** start of Data section **
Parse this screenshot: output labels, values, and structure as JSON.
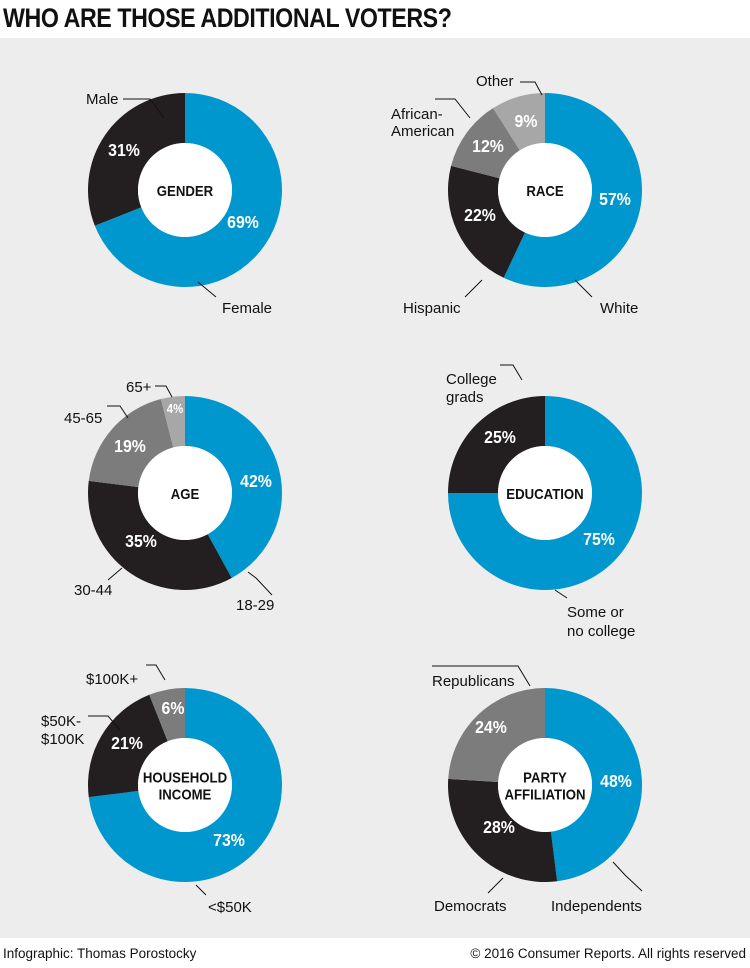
{
  "title": "WHO ARE THOSE ADDITIONAL VOTERS?",
  "footer": {
    "credit": "Infographic: Thomas Porostocky",
    "copyright": "© 2016 Consumer Reports. All rights reserved"
  },
  "colors": {
    "blue": "#0097cf",
    "black": "#231f20",
    "dark_gray": "#7c7c7c",
    "light_gray": "#a7a7a7",
    "panel": "#ededed"
  },
  "chart_data": [
    {
      "type": "pie",
      "title": "GENDER",
      "slices": [
        {
          "label": "Female",
          "value": 69,
          "display": "69%",
          "color": "blue"
        },
        {
          "label": "Male",
          "value": 31,
          "display": "31%",
          "color": "black"
        }
      ]
    },
    {
      "type": "pie",
      "title": "RACE",
      "slices": [
        {
          "label": "White",
          "value": 57,
          "display": "57%",
          "color": "blue"
        },
        {
          "label": "Hispanic",
          "value": 22,
          "display": "22%",
          "color": "black"
        },
        {
          "label": "African-American",
          "value": 12,
          "display": "12%",
          "color": "dark_gray"
        },
        {
          "label": "Other",
          "value": 9,
          "display": "9%",
          "color": "light_gray"
        }
      ]
    },
    {
      "type": "pie",
      "title": "AGE",
      "slices": [
        {
          "label": "18-29",
          "value": 42,
          "display": "42%",
          "color": "blue"
        },
        {
          "label": "30-44",
          "value": 35,
          "display": "35%",
          "color": "black"
        },
        {
          "label": "45-65",
          "value": 19,
          "display": "19%",
          "color": "dark_gray"
        },
        {
          "label": "65+",
          "value": 4,
          "display": "4%",
          "color": "light_gray"
        }
      ]
    },
    {
      "type": "pie",
      "title": "EDUCATION",
      "slices": [
        {
          "label": "Some or no college",
          "value": 75,
          "display": "75%",
          "color": "blue"
        },
        {
          "label": "College grads",
          "value": 25,
          "display": "25%",
          "color": "black"
        }
      ]
    },
    {
      "type": "pie",
      "title": "HOUSEHOLD INCOME",
      "slices": [
        {
          "label": "<$50K",
          "value": 73,
          "display": "73%",
          "color": "blue"
        },
        {
          "label": "$50K-$100K",
          "value": 21,
          "display": "21%",
          "color": "black"
        },
        {
          "label": "$100K+",
          "value": 6,
          "display": "6%",
          "color": "dark_gray"
        }
      ]
    },
    {
      "type": "pie",
      "title": "PARTY AFFILIATION",
      "slices": [
        {
          "label": "Independents",
          "value": 48,
          "display": "48%",
          "color": "blue"
        },
        {
          "label": "Democrats",
          "value": 28,
          "display": "28%",
          "color": "black"
        },
        {
          "label": "Republicans",
          "value": 24,
          "display": "24%",
          "color": "dark_gray"
        }
      ]
    }
  ]
}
** end of Data section **
Repeat the records above exactly, leaving out any pictures they contain.

Parse this screenshot: output labels, values, and structure as JSON.
{
  "title": "WHO ARE THOSE ADDITIONAL VOTERS?",
  "footer": {
    "credit": "Infographic: Thomas Porostocky",
    "copyright": "© 2016 Consumer Reports. All rights reserved"
  },
  "colors": {
    "blue": "#0097cf",
    "black": "#231f20",
    "dark_gray": "#7c7c7c",
    "light_gray": "#a7a7a7",
    "panel": "#ededed"
  },
  "chart_data": [
    {
      "type": "pie",
      "title": "GENDER",
      "slices": [
        {
          "label": "Female",
          "value": 69,
          "display": "69%",
          "color": "blue"
        },
        {
          "label": "Male",
          "value": 31,
          "display": "31%",
          "color": "black"
        }
      ]
    },
    {
      "type": "pie",
      "title": "RACE",
      "slices": [
        {
          "label": "White",
          "value": 57,
          "display": "57%",
          "color": "blue"
        },
        {
          "label": "Hispanic",
          "value": 22,
          "display": "22%",
          "color": "black"
        },
        {
          "label": "African-American",
          "value": 12,
          "display": "12%",
          "color": "dark_gray"
        },
        {
          "label": "Other",
          "value": 9,
          "display": "9%",
          "color": "light_gray"
        }
      ]
    },
    {
      "type": "pie",
      "title": "AGE",
      "slices": [
        {
          "label": "18-29",
          "value": 42,
          "display": "42%",
          "color": "blue"
        },
        {
          "label": "30-44",
          "value": 35,
          "display": "35%",
          "color": "black"
        },
        {
          "label": "45-65",
          "value": 19,
          "display": "19%",
          "color": "dark_gray"
        },
        {
          "label": "65+",
          "value": 4,
          "display": "4%",
          "color": "light_gray"
        }
      ]
    },
    {
      "type": "pie",
      "title": "EDUCATION",
      "slices": [
        {
          "label": "Some or no college",
          "value": 75,
          "display": "75%",
          "color": "blue"
        },
        {
          "label": "College grads",
          "value": 25,
          "display": "25%",
          "color": "black"
        }
      ]
    },
    {
      "type": "pie",
      "title": "HOUSEHOLD INCOME",
      "slices": [
        {
          "label": "<$50K",
          "value": 73,
          "display": "73%",
          "color": "blue"
        },
        {
          "label": "$50K-$100K",
          "value": 21,
          "display": "21%",
          "color": "black"
        },
        {
          "label": "$100K+",
          "value": 6,
          "display": "6%",
          "color": "dark_gray"
        }
      ]
    },
    {
      "type": "pie",
      "title": "PARTY AFFILIATION",
      "slices": [
        {
          "label": "Independents",
          "value": 48,
          "display": "48%",
          "color": "blue"
        },
        {
          "label": "Democrats",
          "value": 28,
          "display": "28%",
          "color": "black"
        },
        {
          "label": "Republicans",
          "value": 24,
          "display": "24%",
          "color": "dark_gray"
        }
      ]
    }
  ]
}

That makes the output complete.